DO THIS –
Pick up the article about Iraq War architects weighing in on Iran at the point where it stops, and continue writing it.

TEXT BLOCK –
-------------------------
War With Iran Is Nothing To Worry About, Men Who Launched Iraq War Promise

Over the past week, the American people have been glued to cable news broadcasts with blaring red chyrons warning of imminent military conflict in the Middle East. Trump administration officials have offered varying rationales for military action, none of them particularly credible. The human cost of this war, if it happens, could be devastating — which has put the international community and millions of Americans on edge. But people like Paul Wolfowitz and Ari Fleischer, wielding their large media megaphones, have assured the nation that everything will be fine — that it’s even possible people in the country we might attack will “celebrate” our efforts. 

It’s not 2003, but it sure feels like it. In a sane and just society, the architects of the nearly 17-year-old war in Iraq — which is still ongoing and has left an estimated half-million people dead — would face war crimes charges and those who cheered them on would be thoroughly discredited. Instead, they are the “experts” praising President Donald Trump’s decision to assassinate top Iranian military commander Gen. Qassem Soleimani and offering the public insight on the way forward with Iran. 

Left to right: Tom Friedman, Stephen Hadley, Marc Thiessen, Joe Lieberman, Karl Rove, Ari Fleischer and Paul Wolfowitz.

Here is an incomplete list of people who were horribly wrong about Iraq but are convinced they are right about Iran: 

Bush Administration Officials

Paul Wolfowitz

2003: As deputy secretary of defense, Wolfowitz was one of the architects of the Iraq War. “If Rumsfeld is the face, mouth and strong right arm of the war in Iraq, Wolfowitz — the intellectual godfather of the war — is its heart and soul,” CNN reporter Mark Thompson wrote in December 2003, referring to then-Defense Secretary Donald Rumsfeld.

Iraqis “are going to welcome us as liberators,” Wolfowitz predicted ahead of the invasion. “The notion that we are going to earn more enemies by going in and getting rid of what every Arab knows is one of the worst tyrants — and they have many — governing them is just nonsense,” he said at the time. 

2020: Wolfowitz told Fox News that “a lot of people were saying we were being too mild” by not using military force against Iran sooner. “I think in hindsight we did it about right. And I think this was the time to do something rapid and bold,” he said of the Soleimani assassination. If Iran responds violently, that action might turn out to be part of a plan that Soleimani had cooked up before he was killed, Wolfowitz said in an effort to obscure U.S. responsibility for escalating violence. “It’s not like they’re necessarily responding to us,” he said.

The key priority, according to Wolfowitz, should be keeping U.S. troops in Iraq — even though members of Iraq’s parliament and the outgoing prime minister have called on American forces to leave. “It would be an enormous victory for Iran if they were able to see us leave,” Wolfowitz said.

Karl Rove

2003: As President George W. Bush’s senior adviser, Rove helped scare the public into supporting a preemptive war against Iraqi tyrant Saddam Hussein. He advised the Republican Party to politicise the war and try to convince people that Republicans were better than Democrats at protecting America, Newsweek reported

2020: Rove blasted Democrats for not being enthusiastic enough about military conflict with Iran.
-------------------------
MATERIAL –
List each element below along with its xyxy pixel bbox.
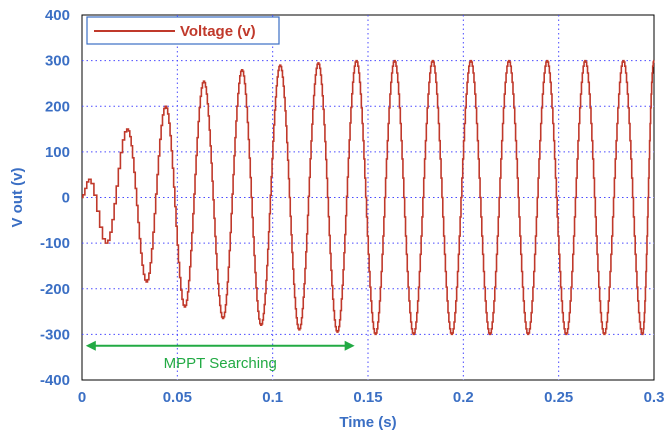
mppt-annotation: MPPT Searching — [85, 340, 355, 372]
y-tick-label: -400 — [40, 372, 70, 389]
y-tick-label: 0 — [62, 190, 70, 207]
y-tick-label: -200 — [40, 281, 70, 298]
series-group — [82, 59, 655, 336]
x-tick-label: 0.3 — [644, 389, 665, 406]
y-axis-title: V out (v) — [9, 168, 26, 228]
y-tick-label: 200 — [45, 98, 70, 115]
y-tick-label: 400 — [45, 7, 70, 24]
x-tick-label: 0.15 — [353, 389, 382, 406]
annotation-arrowhead-left — [85, 340, 96, 351]
annotation-label: MPPT Searching — [164, 355, 277, 372]
x-tick-labels: 0 0.05 0.1 0.15 0.2 0.25 0.3 — [78, 389, 665, 406]
y-tick-label: -300 — [40, 326, 70, 343]
x-tick-label: 0.2 — [453, 389, 474, 406]
x-tick-label: 0.1 — [262, 389, 283, 406]
x-tick-label: 0.05 — [163, 389, 192, 406]
legend-label: Voltage (v) — [180, 23, 256, 40]
x-tick-label: 0 — [78, 389, 86, 406]
legend-box — [86, 16, 280, 45]
voltage-series-line — [82, 59, 655, 336]
legend: Voltage (v) — [86, 16, 280, 45]
y-tick-label: 100 — [45, 144, 70, 161]
y-tick-label: 300 — [45, 53, 70, 70]
annotation-arrowhead-right — [344, 340, 355, 351]
x-axis-title: Time (s) — [339, 414, 396, 431]
y-tick-labels: -400 -300 -200 -100 0 100 200 300 400 — [40, 7, 70, 389]
y-tick-label: -100 — [40, 235, 70, 252]
x-tick-label: 0.25 — [544, 389, 573, 406]
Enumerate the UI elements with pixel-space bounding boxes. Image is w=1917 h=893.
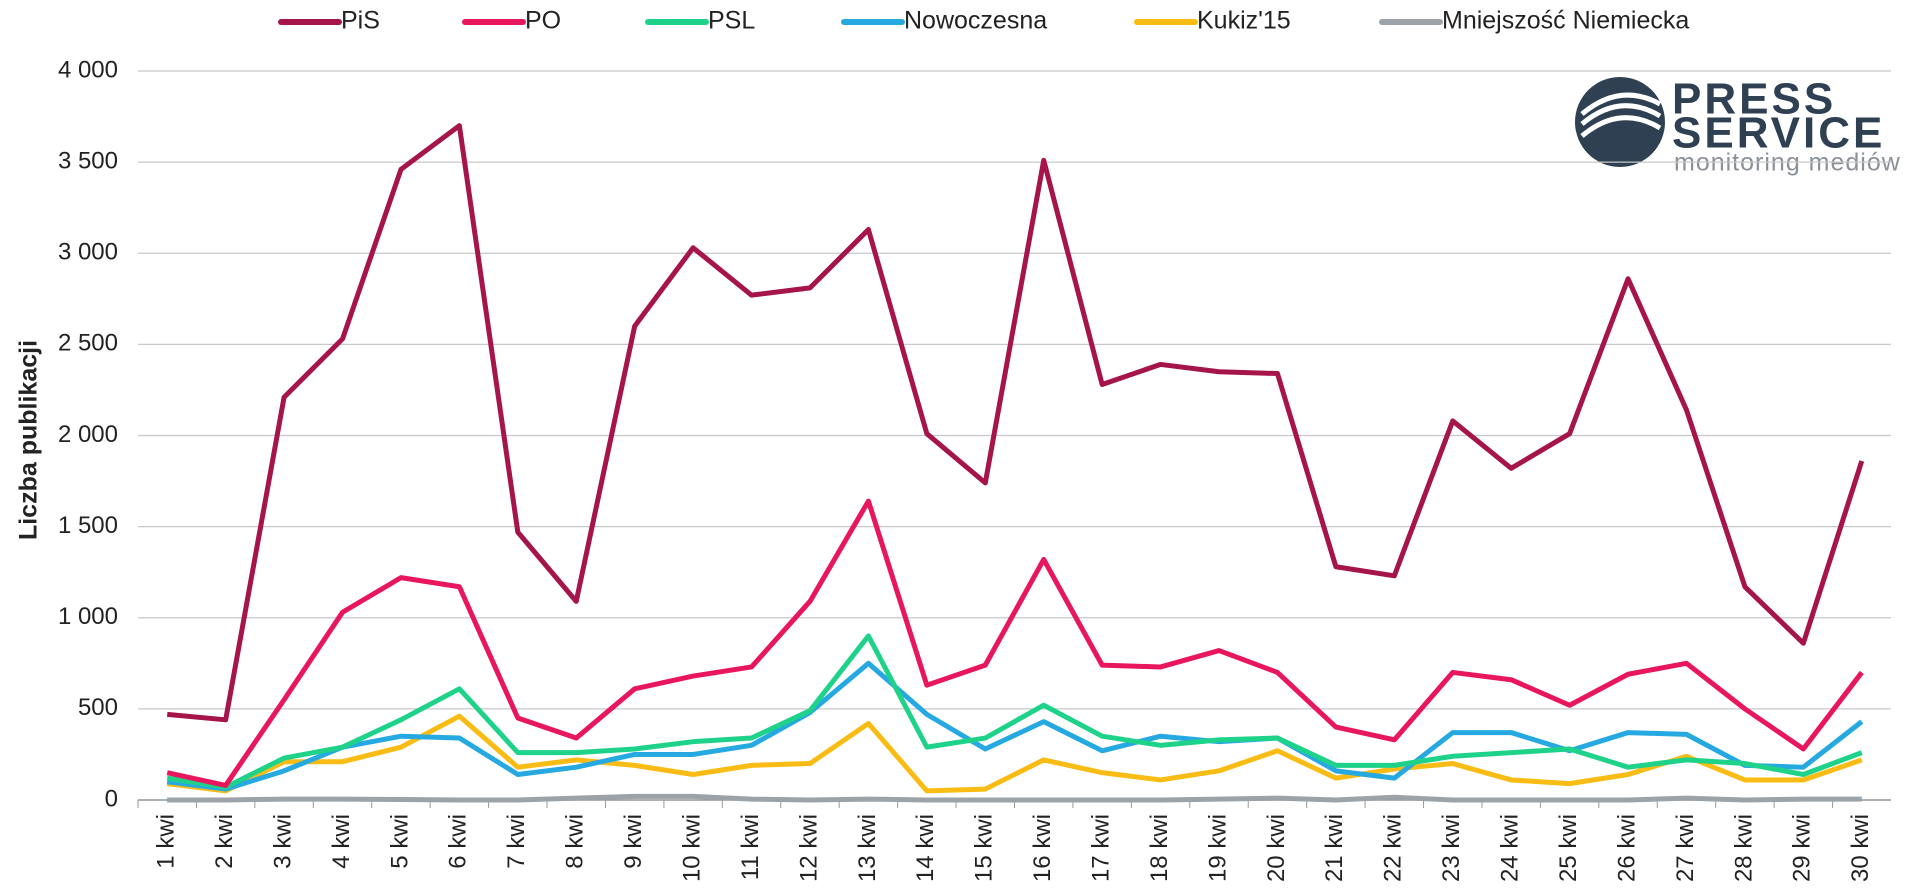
x-tick-label: 3 kwi xyxy=(269,814,296,869)
line xyxy=(167,793,1862,803)
x-tick-label: 30 kwi xyxy=(1847,814,1874,882)
x-tick-label: 6 kwi xyxy=(445,814,472,869)
x-tick-label: 29 kwi xyxy=(1789,814,1816,882)
line xyxy=(166,123,1865,723)
x-tick-label: 14 kwi xyxy=(912,814,939,882)
logo-text: PRESS xyxy=(1672,75,1836,124)
y-tick-label: 2 500 xyxy=(58,330,118,357)
x-tick-label: 22 kwi xyxy=(1380,814,1407,882)
x-tick-label: 8 kwi xyxy=(562,814,589,869)
x-tick-label: 10 kwi xyxy=(678,814,705,882)
x-tick-label: 17 kwi xyxy=(1087,814,1114,882)
x-tick-label: 24 kwi xyxy=(1497,814,1524,882)
x-tick-label: 9 kwi xyxy=(620,814,647,869)
y-tick-label: 2 000 xyxy=(58,421,118,448)
y-tick-label: 4 000 xyxy=(58,56,118,83)
x-tick-label: 20 kwi xyxy=(1263,814,1290,882)
x-tick-label: 13 kwi xyxy=(854,814,881,882)
x-tick-label: 5 kwi xyxy=(386,814,413,869)
logo-swoosh xyxy=(1580,115,1662,138)
y-tick-label: 3 500 xyxy=(58,147,118,174)
logo-text: SERVICE xyxy=(1672,109,1885,158)
x-tick-label: 27 kwi xyxy=(1672,814,1699,882)
legend-label: Mniejszość Niemiecka xyxy=(1442,7,1689,35)
x-tick-label: 4 kwi xyxy=(328,814,355,869)
line xyxy=(166,498,1864,788)
x-tick-label: 25 kwi xyxy=(1555,814,1582,882)
x-tick-label: 11 kwi xyxy=(737,814,764,880)
y-axis-label: Liczba publikacji xyxy=(15,340,43,540)
x-tick-label: 16 kwi xyxy=(1029,814,1056,882)
line xyxy=(166,660,1864,792)
logo-swoosh xyxy=(1580,92,1662,116)
line xyxy=(166,713,1863,794)
x-tick-label: 19 kwi xyxy=(1204,814,1231,882)
y-tick-label: 3 000 xyxy=(58,239,118,266)
x-tick-label: 15 kwi xyxy=(971,814,998,882)
x-tick-label: 2 kwi xyxy=(211,814,238,869)
y-tick-label: 1 500 xyxy=(58,512,118,539)
x-tick-label: 23 kwi xyxy=(1438,814,1465,882)
legend-label: PSL xyxy=(708,7,755,35)
x-tick-label: 12 kwi xyxy=(795,814,822,882)
y-tick-label: 1 000 xyxy=(58,603,118,630)
x-tick-label: 28 kwi xyxy=(1730,814,1757,882)
x-tick-label: 21 kwi xyxy=(1321,814,1348,882)
line xyxy=(166,633,1863,790)
legend-label: Nowoczesna xyxy=(904,7,1047,35)
x-tick-label: 1 kwi xyxy=(153,814,180,869)
x-tick-label: 26 kwi xyxy=(1613,814,1640,882)
legend-label: PO xyxy=(525,7,561,35)
legend-label: Kukiz'15 xyxy=(1197,7,1291,35)
y-tick-label: 0 xyxy=(105,785,118,812)
legend-label: PiS xyxy=(341,7,380,35)
y-tick-label: 500 xyxy=(78,694,118,721)
logo-swoosh xyxy=(1580,103,1662,126)
x-tick-label: 18 kwi xyxy=(1146,814,1173,882)
x-tick-label: 7 kwi xyxy=(503,814,530,869)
-------------------------
TASK OUTPUT –
“They’ve gotta turn this into a complete political tribal moment and respond negatively and make the entire Democratic Party look weak,” Rove said on Fox News. “The Democrats are like San Francisco Democrats all over again in the mid-1980s. ‘Oh, we’re weak, we’re wringing our hands. Oh, terrible, woe is me, the president is taking actions that could put us at risk.’” 

Ari Fleischer

2003: As Bush’s press secretary, Fleischer played a key role in selling the Iraq War. Now out of government, he commemorates the anniversary of the Sept. 11 attacks each year with long Twitter threads detailing what it was like behind the scenes the day the Twin Towers fell. 

2020: He hopes Americans will come together and cheer the death of Soleimani like they did after the U.S. military killed Osama bin Laden, Fleischer said on Fox News. It is “entirely possible” that the U.S. assassination of a top Iranian military official could serve as a “catalyst” inside Iran, where people would “celebrate this killing of Soleimani and put pressure on the Iranian government to stop its terrorism, to stop supporting all the various terrorist movements it has around the world,” he said.

Marc Thiessen

2003: Thiessen was the chief speechwriter for Rumsfeld, who knew the Bush administration’s case for war wasn’t backed by intelligence but ploughed ahead with invasion nonetheless. Thiessen went on to write a book defending the CIA’s torture program as necessary to save American lives ― a claim that contradicts the spy agency’s own internal memos, which document how torture failed to provide useful intelligence. 

2020: Now a columnist for The Washington Post, Thiessen argued that Trump had demonstrated “enormous restraint” but ultimately had to enforce a red line and kill Soleimani so that Iran would know Trump wasn’t weak. Thiessen contended that the assassination was “defensive, preemptive, and lawful,” an assertion based on the Trump administration’s claim that intelligence suggested Soleimani was plotting an imminent attack on U.S. targets. That intelligence was “razor-thin,” U.S. officials told New York Times reporter Rukmini Callimachi.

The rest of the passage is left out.